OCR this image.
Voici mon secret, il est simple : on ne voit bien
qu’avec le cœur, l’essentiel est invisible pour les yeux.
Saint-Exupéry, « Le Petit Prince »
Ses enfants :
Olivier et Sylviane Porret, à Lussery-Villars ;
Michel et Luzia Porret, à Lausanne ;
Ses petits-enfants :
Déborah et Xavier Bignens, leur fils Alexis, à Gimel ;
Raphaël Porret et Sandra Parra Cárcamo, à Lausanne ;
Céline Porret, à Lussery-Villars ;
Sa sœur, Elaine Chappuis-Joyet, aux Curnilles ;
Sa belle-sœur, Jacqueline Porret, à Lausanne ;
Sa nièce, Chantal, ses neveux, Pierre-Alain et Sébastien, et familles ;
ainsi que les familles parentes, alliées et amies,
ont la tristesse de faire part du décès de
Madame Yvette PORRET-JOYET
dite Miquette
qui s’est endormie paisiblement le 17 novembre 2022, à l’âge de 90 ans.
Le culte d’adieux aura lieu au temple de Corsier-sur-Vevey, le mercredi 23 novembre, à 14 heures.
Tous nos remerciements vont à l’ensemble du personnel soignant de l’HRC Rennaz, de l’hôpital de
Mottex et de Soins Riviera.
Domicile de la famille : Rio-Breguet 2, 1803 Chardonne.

****

### [EXERCISE REQUIREMENTS]
Using the listing, collect all lines in which the string "sœur" is found.

### [SOLUTION TO THIS EXERCISE]
Sa sœur, Elaine Chappuis-Joyet, aux Curnilles ;
Sa belle-sœur, Jacqueline Porret, à Lausanne ;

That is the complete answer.